**AIM:** Omit every image, and transcribe the remaining entries exactly as given.

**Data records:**
* * *
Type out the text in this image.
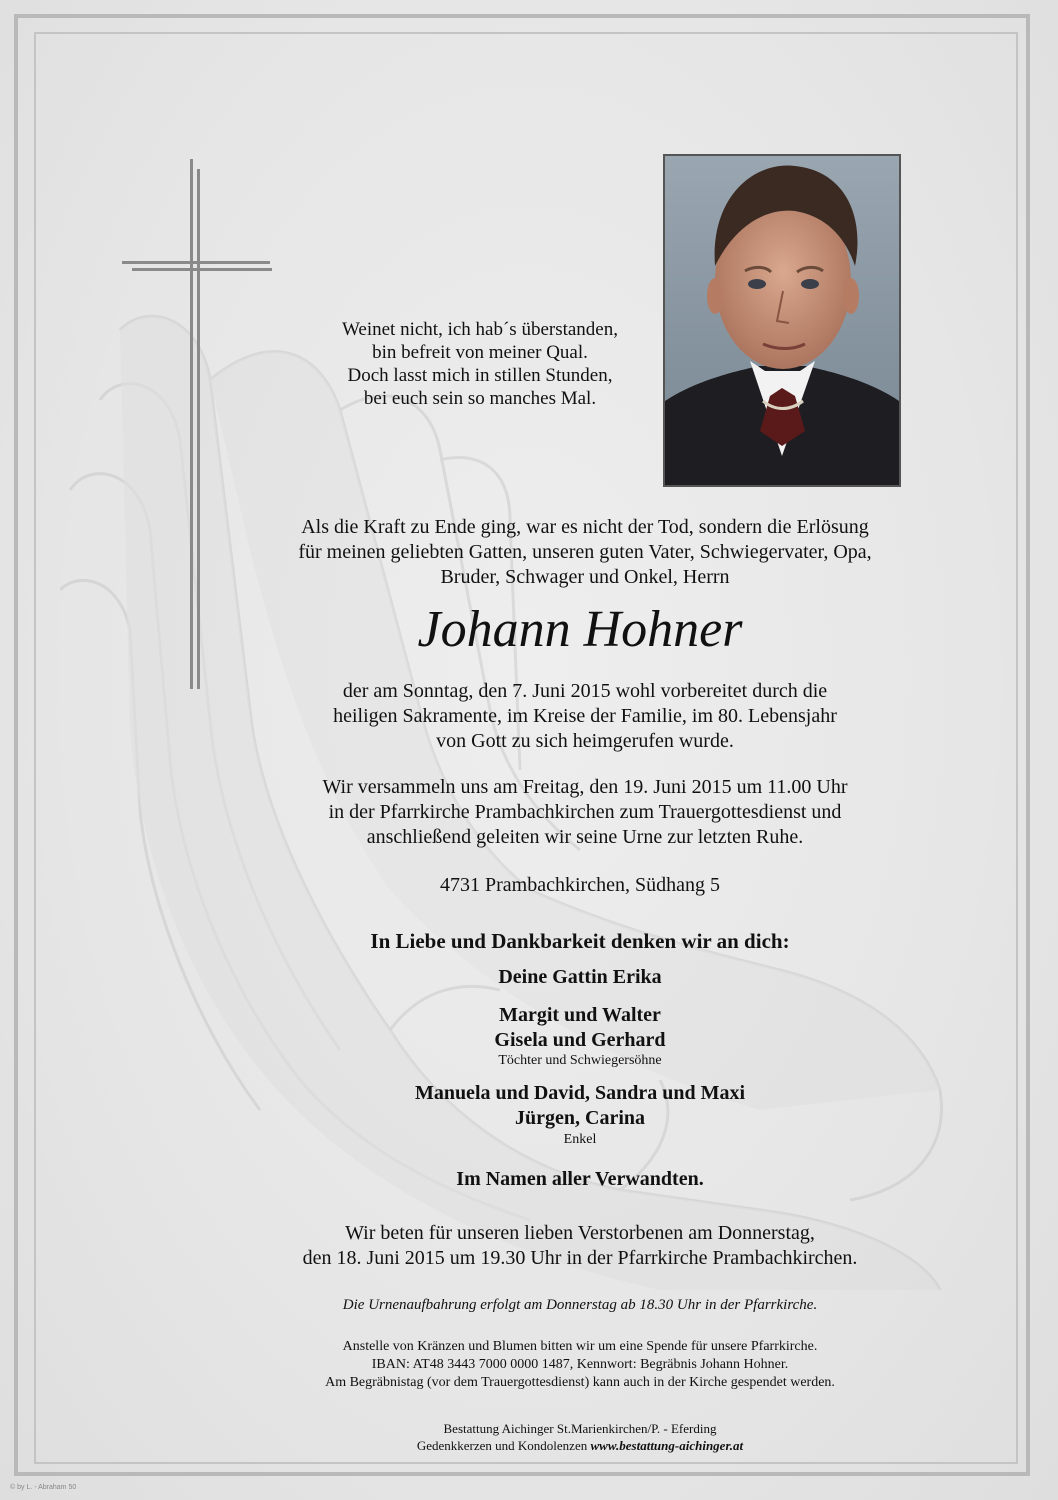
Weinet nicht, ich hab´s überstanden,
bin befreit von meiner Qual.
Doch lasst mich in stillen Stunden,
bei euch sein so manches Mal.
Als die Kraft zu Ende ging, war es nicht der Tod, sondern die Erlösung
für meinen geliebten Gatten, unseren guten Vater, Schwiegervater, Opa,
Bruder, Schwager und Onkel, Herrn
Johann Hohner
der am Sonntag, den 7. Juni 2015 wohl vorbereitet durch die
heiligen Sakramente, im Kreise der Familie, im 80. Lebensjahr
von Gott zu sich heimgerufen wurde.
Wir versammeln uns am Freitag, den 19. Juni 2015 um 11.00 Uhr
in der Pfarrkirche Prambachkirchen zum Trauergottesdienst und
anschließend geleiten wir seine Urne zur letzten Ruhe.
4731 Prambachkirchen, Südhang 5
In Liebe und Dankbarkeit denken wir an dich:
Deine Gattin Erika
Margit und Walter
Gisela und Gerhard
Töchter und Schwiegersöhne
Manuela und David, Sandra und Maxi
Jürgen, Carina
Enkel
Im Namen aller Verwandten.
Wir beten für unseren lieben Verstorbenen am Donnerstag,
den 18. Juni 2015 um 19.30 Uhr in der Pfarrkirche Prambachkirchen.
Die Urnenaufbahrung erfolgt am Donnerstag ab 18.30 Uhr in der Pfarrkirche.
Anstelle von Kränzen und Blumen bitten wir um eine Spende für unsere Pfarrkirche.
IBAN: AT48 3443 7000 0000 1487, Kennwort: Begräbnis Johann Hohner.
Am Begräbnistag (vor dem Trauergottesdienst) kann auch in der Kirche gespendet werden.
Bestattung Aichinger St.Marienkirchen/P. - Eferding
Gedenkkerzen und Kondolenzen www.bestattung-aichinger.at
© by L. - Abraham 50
* * *
**COMPLETED TASK:**
Type out the text in this image.
Weinet nicht, ich hab´s überstanden,
bin befreit von meiner Qual.
Doch lasst mich in stillen Stunden,
bei euch sein so manches Mal.
Als die Kraft zu Ende ging, war es nicht der Tod, sondern die Erlösung
für meinen geliebten Gatten, unseren guten Vater, Schwiegervater, Opa,
Bruder, Schwager und Onkel, Herrn
Johann Hohner
der am Sonntag, den 7. Juni 2015 wohl vorbereitet durch die
heiligen Sakramente, im Kreise der Familie, im 80. Lebensjahr
von Gott zu sich heimgerufen wurde.
Wir versammeln uns am Freitag, den 19. Juni 2015 um 11.00 Uhr
in der Pfarrkirche Prambachkirchen zum Trauergottesdienst und
anschließend geleiten wir seine Urne zur letzten Ruhe.
4731 Prambachkirchen, Südhang 5
In Liebe und Dankbarkeit denken wir an dich:
Deine Gattin Erika
Margit und Walter
Gisela und Gerhard
Töchter und Schwiegersöhne
Manuela und David, Sandra und Maxi
Jürgen, Carina
Enkel
Im Namen aller Verwandten.
Wir beten für unseren lieben Verstorbenen am Donnerstag,
den 18. Juni 2015 um 19.30 Uhr in der Pfarrkirche Prambachkirchen.
Die Urnenaufbahrung erfolgt am Donnerstag ab 18.30 Uhr in der Pfarrkirche.
Anstelle von Kränzen und Blumen bitten wir um eine Spende für unsere Pfarrkirche.
IBAN: AT48 3443 7000 0000 1487, Kennwort: Begräbnis Johann Hohner.
Am Begräbnistag (vor dem Trauergottesdienst) kann auch in der Kirche gespendet werden.
Bestattung Aichinger St.Marienkirchen/P. - Eferding
Gedenkkerzen und Kondolenzen www.bestattung-aichinger.at
© by L. - Abraham 50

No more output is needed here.